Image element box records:
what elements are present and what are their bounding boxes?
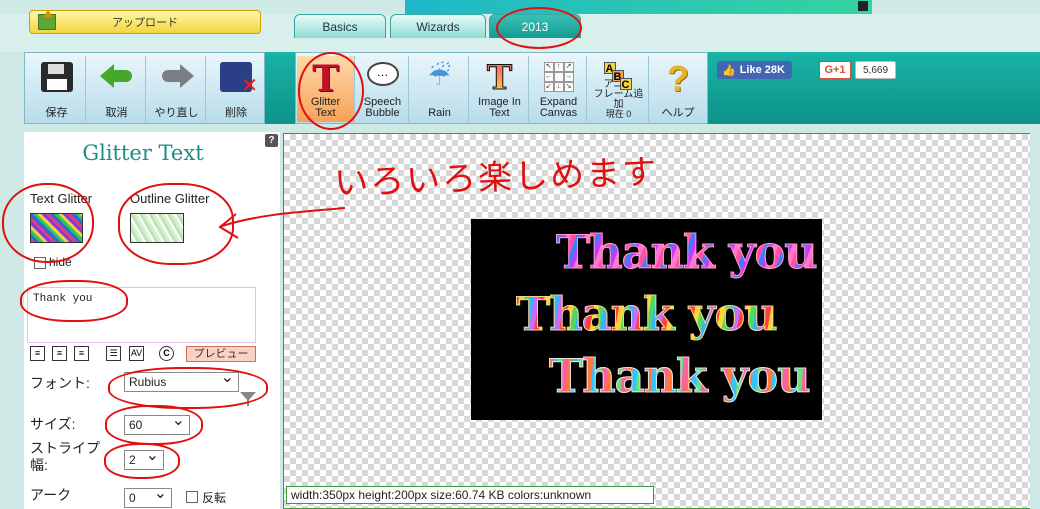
glitter-text-line: Thank you — [516, 287, 779, 342]
speech-bubble-button[interactable]: … Speech Bubble — [357, 56, 409, 122]
kerning-button[interactable]: AV — [129, 346, 144, 361]
undo-icon — [99, 62, 134, 90]
banner-square-icon — [858, 1, 868, 11]
panel-help-icon[interactable]: ? — [265, 134, 278, 147]
arc-select[interactable]: 0 — [124, 485, 172, 508]
expand-canvas-icon: ↖ ↑ ↗ ← → ↙ ↓ ↘ — [543, 62, 574, 92]
undo-label: 取消 — [105, 107, 128, 119]
frame-add-icon: A B C — [603, 62, 634, 92]
annotation-circle — [118, 183, 234, 265]
upload-button[interactable]: アップロード — [29, 10, 261, 34]
copyright-button[interactable]: C — [159, 346, 174, 361]
image-in-text-label-2: Text — [489, 107, 510, 119]
annotation-circle — [104, 443, 180, 479]
upload-icon — [38, 10, 56, 30]
annotation-circle — [2, 183, 94, 263]
annotation-circle — [496, 7, 582, 49]
expand-canvas-button[interactable]: ↖ ↑ ↗ ← → ↙ ↓ ↘ Expand Canvas — [531, 56, 587, 122]
annotation-circle — [20, 280, 128, 322]
delete-icon — [220, 62, 258, 98]
arc-label: アーク — [30, 487, 72, 503]
facebook-like-button[interactable]: 👍 Like 28K — [717, 61, 792, 79]
annotation-circle — [105, 405, 203, 445]
glitter-text-line: Thank you — [549, 349, 812, 404]
google-plus-count: 5,669 — [855, 61, 896, 79]
save-button[interactable]: 保存 — [28, 56, 86, 122]
panel-title: Glitter Text — [82, 141, 204, 165]
annotation-circle — [108, 367, 268, 409]
image-in-text-button[interactable]: T Image In Text — [471, 56, 529, 122]
speech-bubble-label-2: Bubble — [365, 107, 400, 119]
align-left-button[interactable]: ≡ — [30, 346, 45, 361]
undo-button[interactable]: 取消 — [88, 56, 146, 122]
reverse-label: 反転 — [202, 491, 227, 505]
frame-add-label-3: 現在 0 — [605, 109, 632, 119]
glitter-text-line: Thank you — [556, 225, 819, 280]
save-label: 保存 — [45, 107, 68, 119]
delete-button[interactable]: 削除 — [208, 56, 264, 122]
help-button[interactable]: ? ヘルプ — [651, 56, 705, 122]
image-in-text-icon: T — [486, 58, 513, 98]
redo-button[interactable]: やり直し — [148, 56, 206, 122]
rain-label: Rain — [428, 107, 451, 119]
top-banner — [405, 0, 872, 14]
reverse-checkbox[interactable] — [186, 491, 198, 503]
align-center-button[interactable]: ≡ — [52, 346, 67, 361]
image-info-bar: width:350px height:200px size:60.74 KB c… — [286, 486, 654, 504]
annotation-circle — [298, 52, 364, 130]
rain-icon: ☔ — [427, 61, 452, 91]
facebook-like-label: Like 28K — [739, 64, 785, 76]
tab-basics[interactable]: Basics — [294, 14, 386, 38]
stripe-width-label: ストライプ 幅: — [30, 440, 100, 474]
page-right-edge — [1030, 133, 1040, 509]
redo-label: やり直し — [154, 107, 199, 119]
speech-bubble-icon: … — [366, 62, 399, 86]
help-icon: ? — [667, 58, 689, 99]
expand-canvas-label-2: Canvas — [539, 107, 578, 119]
save-icon — [40, 62, 73, 92]
stripe-width-label-line2: 幅: — [30, 457, 48, 473]
glitter-image-preview[interactable]: Thank you Thank you Thank you — [471, 219, 822, 420]
line-spacing-button[interactable]: ☰ — [106, 346, 121, 361]
font-label: フォント: — [30, 375, 90, 391]
help-label: ヘルプ — [661, 107, 695, 119]
thumbs-up-icon: 👍 — [722, 64, 736, 77]
frame-add-label-2: フレーム追加 — [593, 89, 644, 110]
redo-icon — [160, 62, 194, 90]
preview-button[interactable]: プレビュー — [186, 346, 256, 362]
tab-wizards[interactable]: Wizards — [390, 14, 486, 38]
rain-button[interactable]: ☔ Rain — [411, 56, 469, 122]
size-label: サイズ: — [30, 416, 76, 432]
stripe-width-label-line1: ストライプ — [30, 440, 100, 456]
delete-label: 削除 — [225, 107, 247, 119]
upload-label: アップロード — [112, 17, 178, 29]
google-plus-button[interactable]: G+1 — [819, 61, 851, 79]
frame-add-button[interactable]: A B C アニメ フレーム追加 現在 0 — [589, 56, 649, 122]
align-right-button[interactable]: ≡ — [74, 346, 89, 361]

== Do this ==
Edit the lines from the one containing "glitter-text-line: Thank you — [516, 287, 779, 342]" through the one containing "annotation-circle — [108, 367, 268, 409]" so that "annotation-circle" becomes "highlight-circle", with nothing else changed. Return only those lines.

== Solution ==
glitter-text-line: Thank you — [516, 287, 779, 342]
speech-bubble-button[interactable]: … Speech Bubble — [357, 56, 409, 122]
kerning-button[interactable]: AV — [129, 346, 144, 361]
undo-icon — [99, 62, 134, 90]
banner-square-icon — [858, 1, 868, 11]
panel-help-icon[interactable]: ? — [265, 134, 278, 147]
arc-select[interactable]: 0 — [124, 485, 172, 508]
expand-canvas-icon: ↖ ↑ ↗ ← → ↙ ↓ ↘ — [543, 62, 574, 92]
undo-label: 取消 — [105, 107, 128, 119]
frame-add-icon: A B C — [603, 62, 634, 92]
highlight-circle — [118, 183, 234, 265]
upload-button[interactable]: アップロード — [29, 10, 261, 34]
copyright-button[interactable]: C — [159, 346, 174, 361]
image-in-text-label-2: Text — [489, 107, 510, 119]
highlight-circle — [104, 443, 180, 479]
upload-icon — [38, 10, 56, 30]
highlight-circle — [2, 183, 94, 263]
highlight-circle — [496, 7, 582, 49]
expand-canvas-button[interactable]: ↖ ↑ ↗ ← → ↙ ↓ ↘ Expand Canvas — [531, 56, 587, 122]
highlight-circle — [20, 280, 128, 322]
delete-icon — [220, 62, 258, 98]
arc-label: アーク — [30, 487, 72, 503]
facebook-like-button[interactable]: 👍 Like 28K — [717, 61, 792, 79]
highlight-circle — [105, 405, 203, 445]
glitter-text-line: Thank you — [549, 349, 812, 404]
google-plus-count: 5,669 — [855, 61, 896, 79]
save-button[interactable]: 保存 — [28, 56, 86, 122]
panel-title: Glitter Text — [82, 141, 204, 165]
highlight-circle — [108, 367, 268, 409]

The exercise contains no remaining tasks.